— OBJECTIVE —
For the listing below, give the count of lines containing "jakie", and no other text.

[Data excerpts]
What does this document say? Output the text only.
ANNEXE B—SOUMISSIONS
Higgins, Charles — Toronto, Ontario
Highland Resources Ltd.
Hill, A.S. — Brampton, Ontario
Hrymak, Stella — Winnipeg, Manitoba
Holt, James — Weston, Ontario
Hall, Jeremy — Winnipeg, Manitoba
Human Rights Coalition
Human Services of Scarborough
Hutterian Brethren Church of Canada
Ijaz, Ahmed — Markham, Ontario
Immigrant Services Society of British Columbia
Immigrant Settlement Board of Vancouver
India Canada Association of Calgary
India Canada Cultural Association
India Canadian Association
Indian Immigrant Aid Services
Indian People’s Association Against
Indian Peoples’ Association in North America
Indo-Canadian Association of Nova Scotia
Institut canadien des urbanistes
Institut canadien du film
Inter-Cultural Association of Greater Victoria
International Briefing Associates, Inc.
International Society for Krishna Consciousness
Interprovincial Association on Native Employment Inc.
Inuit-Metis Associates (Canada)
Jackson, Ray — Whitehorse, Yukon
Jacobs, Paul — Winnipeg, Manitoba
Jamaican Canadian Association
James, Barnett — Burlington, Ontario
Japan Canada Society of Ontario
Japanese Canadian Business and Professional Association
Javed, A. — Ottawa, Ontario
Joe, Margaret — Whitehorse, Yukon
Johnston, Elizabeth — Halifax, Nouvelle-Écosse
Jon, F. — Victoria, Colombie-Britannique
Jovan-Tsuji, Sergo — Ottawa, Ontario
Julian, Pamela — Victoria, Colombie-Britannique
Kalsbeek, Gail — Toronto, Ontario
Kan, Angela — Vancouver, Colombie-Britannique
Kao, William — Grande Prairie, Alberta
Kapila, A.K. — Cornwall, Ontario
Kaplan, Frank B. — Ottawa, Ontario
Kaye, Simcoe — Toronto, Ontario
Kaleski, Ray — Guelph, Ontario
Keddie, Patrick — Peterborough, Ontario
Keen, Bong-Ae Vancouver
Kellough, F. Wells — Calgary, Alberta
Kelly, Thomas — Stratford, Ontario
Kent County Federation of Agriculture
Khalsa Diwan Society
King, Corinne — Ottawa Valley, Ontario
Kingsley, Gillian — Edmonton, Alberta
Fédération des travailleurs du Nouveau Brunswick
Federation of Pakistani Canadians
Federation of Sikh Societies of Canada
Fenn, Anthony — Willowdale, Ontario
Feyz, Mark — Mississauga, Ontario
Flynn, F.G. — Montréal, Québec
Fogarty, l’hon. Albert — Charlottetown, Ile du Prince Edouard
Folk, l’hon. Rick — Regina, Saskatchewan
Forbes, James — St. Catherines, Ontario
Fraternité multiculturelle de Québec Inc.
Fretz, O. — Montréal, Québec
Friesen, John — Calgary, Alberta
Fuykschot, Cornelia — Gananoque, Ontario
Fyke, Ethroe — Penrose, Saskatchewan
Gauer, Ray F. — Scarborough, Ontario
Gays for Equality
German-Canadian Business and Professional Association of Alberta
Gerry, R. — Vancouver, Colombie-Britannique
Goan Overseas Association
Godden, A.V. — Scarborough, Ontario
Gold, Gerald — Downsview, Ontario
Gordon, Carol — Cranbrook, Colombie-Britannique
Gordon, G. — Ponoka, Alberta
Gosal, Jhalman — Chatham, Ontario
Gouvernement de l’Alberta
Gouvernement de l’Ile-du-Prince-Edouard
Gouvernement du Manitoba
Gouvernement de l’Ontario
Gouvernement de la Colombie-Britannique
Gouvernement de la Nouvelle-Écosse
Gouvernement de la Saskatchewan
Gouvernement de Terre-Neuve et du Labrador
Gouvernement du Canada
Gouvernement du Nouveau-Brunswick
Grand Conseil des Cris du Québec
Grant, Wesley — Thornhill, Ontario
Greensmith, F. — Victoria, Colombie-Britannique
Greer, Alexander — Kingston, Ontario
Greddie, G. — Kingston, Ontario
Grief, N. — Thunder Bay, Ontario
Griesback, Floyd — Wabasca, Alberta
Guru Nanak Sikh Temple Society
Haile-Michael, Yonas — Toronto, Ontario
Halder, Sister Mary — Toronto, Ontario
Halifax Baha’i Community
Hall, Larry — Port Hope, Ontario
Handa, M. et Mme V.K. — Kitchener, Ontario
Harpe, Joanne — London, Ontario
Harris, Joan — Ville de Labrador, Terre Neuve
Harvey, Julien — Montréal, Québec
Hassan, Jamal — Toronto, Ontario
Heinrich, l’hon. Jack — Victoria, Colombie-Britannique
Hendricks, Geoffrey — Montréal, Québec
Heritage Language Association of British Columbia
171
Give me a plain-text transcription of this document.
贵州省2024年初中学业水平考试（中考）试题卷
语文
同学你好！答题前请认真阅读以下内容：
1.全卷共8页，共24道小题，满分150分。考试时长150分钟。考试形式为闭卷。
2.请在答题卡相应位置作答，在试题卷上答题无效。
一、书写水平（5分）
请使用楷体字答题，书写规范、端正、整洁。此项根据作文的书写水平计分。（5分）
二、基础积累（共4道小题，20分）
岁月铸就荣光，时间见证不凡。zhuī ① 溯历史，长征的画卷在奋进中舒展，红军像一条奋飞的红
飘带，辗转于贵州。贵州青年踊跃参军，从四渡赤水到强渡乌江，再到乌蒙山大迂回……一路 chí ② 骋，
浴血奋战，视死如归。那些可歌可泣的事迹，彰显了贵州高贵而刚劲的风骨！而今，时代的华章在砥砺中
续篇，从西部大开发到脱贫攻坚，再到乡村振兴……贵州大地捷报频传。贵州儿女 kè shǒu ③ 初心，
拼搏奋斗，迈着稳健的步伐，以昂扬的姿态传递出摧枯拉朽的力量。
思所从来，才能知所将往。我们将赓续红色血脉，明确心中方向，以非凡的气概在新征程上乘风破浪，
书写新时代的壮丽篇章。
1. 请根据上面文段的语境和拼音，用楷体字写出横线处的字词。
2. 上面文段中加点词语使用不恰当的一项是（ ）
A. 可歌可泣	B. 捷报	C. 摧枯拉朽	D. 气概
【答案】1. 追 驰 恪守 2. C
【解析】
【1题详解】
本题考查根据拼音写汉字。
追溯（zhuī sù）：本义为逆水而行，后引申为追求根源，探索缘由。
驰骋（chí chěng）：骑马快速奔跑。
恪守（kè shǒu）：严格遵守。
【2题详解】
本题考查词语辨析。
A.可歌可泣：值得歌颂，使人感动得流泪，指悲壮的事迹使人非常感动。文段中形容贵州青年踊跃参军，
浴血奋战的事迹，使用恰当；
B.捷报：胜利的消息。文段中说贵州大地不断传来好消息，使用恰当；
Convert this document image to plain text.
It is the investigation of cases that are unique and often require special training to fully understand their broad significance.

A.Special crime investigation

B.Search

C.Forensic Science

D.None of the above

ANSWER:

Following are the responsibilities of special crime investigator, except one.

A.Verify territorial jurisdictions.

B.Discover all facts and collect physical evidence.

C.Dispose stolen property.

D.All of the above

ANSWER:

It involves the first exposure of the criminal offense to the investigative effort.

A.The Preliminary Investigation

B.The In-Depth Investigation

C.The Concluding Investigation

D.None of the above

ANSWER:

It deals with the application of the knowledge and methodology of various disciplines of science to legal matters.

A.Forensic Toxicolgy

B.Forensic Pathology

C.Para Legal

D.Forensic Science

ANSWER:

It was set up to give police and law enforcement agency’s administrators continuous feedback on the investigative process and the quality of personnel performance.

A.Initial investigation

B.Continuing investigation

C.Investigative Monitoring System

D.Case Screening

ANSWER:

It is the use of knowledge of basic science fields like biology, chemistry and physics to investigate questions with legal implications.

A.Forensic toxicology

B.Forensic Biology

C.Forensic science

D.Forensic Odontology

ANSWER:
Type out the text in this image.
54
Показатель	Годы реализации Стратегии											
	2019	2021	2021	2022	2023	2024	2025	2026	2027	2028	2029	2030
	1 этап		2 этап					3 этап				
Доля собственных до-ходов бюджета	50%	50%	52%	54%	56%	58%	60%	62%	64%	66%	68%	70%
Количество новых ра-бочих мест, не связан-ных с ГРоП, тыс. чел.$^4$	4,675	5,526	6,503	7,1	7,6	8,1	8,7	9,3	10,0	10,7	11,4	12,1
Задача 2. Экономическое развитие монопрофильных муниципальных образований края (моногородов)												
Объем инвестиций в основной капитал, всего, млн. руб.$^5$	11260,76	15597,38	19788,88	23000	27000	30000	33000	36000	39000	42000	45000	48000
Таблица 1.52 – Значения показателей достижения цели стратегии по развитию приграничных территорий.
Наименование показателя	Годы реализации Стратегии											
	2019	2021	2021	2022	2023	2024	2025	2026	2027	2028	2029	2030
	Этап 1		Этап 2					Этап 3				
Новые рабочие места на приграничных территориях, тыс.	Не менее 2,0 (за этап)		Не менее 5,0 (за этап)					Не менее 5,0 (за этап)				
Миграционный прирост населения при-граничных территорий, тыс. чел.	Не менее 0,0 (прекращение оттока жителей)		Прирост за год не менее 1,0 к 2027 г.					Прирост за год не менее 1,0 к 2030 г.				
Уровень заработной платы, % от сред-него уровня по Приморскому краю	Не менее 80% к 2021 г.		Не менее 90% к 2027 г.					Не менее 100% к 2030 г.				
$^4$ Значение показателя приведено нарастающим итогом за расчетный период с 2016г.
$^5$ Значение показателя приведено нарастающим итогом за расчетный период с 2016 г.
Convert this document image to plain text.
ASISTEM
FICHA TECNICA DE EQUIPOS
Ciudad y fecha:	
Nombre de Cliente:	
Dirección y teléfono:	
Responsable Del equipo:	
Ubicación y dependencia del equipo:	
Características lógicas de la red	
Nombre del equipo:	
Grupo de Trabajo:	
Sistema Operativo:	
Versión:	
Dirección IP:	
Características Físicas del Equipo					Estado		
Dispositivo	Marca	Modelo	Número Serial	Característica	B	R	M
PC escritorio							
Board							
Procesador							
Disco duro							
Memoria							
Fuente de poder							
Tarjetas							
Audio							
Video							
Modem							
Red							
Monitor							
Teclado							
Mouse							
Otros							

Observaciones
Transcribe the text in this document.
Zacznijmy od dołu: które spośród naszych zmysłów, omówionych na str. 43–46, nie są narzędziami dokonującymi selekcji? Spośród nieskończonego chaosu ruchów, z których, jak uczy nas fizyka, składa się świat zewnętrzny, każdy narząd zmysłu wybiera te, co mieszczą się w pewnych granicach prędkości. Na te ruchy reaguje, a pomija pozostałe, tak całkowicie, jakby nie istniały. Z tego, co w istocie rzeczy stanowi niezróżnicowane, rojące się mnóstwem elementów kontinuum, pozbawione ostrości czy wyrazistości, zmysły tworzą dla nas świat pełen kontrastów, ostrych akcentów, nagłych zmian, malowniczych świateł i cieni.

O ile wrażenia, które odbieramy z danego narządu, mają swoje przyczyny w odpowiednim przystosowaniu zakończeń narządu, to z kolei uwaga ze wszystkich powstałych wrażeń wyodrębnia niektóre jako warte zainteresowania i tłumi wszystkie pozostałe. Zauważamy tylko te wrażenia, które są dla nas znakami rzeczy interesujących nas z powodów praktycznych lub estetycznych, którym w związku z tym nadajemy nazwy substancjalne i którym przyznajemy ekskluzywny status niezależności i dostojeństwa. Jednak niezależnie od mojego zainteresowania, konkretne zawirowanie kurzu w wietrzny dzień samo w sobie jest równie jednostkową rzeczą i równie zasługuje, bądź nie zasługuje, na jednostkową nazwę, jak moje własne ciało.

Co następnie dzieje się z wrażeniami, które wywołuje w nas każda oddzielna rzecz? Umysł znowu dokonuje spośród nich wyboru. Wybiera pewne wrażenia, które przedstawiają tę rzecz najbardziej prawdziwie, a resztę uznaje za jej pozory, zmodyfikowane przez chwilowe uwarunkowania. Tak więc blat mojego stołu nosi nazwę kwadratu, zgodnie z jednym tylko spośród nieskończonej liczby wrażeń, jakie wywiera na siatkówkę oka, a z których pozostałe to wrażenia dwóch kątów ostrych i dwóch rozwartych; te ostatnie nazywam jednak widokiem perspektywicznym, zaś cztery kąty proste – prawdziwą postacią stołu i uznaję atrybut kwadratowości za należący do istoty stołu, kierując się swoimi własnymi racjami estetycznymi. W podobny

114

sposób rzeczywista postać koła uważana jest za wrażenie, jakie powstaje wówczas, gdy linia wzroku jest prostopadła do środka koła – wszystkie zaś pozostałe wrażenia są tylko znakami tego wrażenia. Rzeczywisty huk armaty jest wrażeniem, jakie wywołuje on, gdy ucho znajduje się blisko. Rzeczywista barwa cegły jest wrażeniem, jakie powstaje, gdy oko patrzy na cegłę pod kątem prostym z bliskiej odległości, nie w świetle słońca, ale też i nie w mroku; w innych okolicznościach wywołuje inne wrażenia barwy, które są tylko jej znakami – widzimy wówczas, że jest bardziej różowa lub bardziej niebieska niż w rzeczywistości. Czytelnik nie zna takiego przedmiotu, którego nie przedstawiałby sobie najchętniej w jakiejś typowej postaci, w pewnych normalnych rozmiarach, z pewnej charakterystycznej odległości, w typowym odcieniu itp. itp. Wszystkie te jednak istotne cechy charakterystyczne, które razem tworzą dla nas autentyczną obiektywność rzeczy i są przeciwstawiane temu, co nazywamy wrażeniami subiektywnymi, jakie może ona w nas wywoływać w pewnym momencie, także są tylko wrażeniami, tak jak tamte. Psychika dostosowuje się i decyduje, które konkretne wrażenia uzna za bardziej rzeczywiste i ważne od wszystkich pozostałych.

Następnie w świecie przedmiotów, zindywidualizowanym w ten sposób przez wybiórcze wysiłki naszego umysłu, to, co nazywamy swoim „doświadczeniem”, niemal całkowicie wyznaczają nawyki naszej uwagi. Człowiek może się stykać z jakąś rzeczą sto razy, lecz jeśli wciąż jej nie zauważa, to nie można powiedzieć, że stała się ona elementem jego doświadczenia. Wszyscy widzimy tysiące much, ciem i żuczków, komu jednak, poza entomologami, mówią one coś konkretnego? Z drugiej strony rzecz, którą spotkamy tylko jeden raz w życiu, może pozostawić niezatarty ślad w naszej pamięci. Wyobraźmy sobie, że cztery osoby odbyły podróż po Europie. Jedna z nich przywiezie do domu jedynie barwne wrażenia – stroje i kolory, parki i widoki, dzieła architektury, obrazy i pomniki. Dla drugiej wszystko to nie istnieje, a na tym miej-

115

— FINAL ANSWER —
2